Source text:
Click here to Skip to main content
13,632,276 members
Click here to Skip to main content
Add your own
alternative version

Tagged as

Stats

13.1K views
143 downloads
16 bookmarked
Posted 21 Jun 2015
Licenced BSD

Clean Reflective Enums – C++ Enum to String with Nice Syntax

, 21 Jun 2015
Rate this:
Please Sign up or sign in to vote.
A concise new technique for getting the compiler to generate reflective enum information

Introduction

Reflection on C++ enums is a long-standing problem. It's hard to convert enums to strings, loop over them, count them, or validate them.

The best attempts so far have involved forbidding initializers, ugly macro syntax, or resorting to external scripts (examples). This article presents a simple new technique that does away with all that. The code lives in a single header and lets you use nice syntax like this:

ENUM(ColorChannel, Red = 1, Green, Blue)

Problem to solve:
Answer these questions from the enum article:
(a) Under what license was it posted?
(b) What three things does it say the best earlier attempts have involved?
(c) Where does the code for the new technique live?

Data extract:
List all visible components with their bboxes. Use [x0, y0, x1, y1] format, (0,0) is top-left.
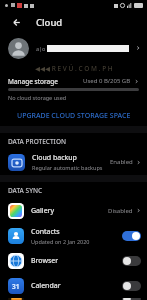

Finished task:
(a) BSD.
(b) Forbidding initializers, ugly macro syntax, or resorting to external scripts.
(c) In a single header.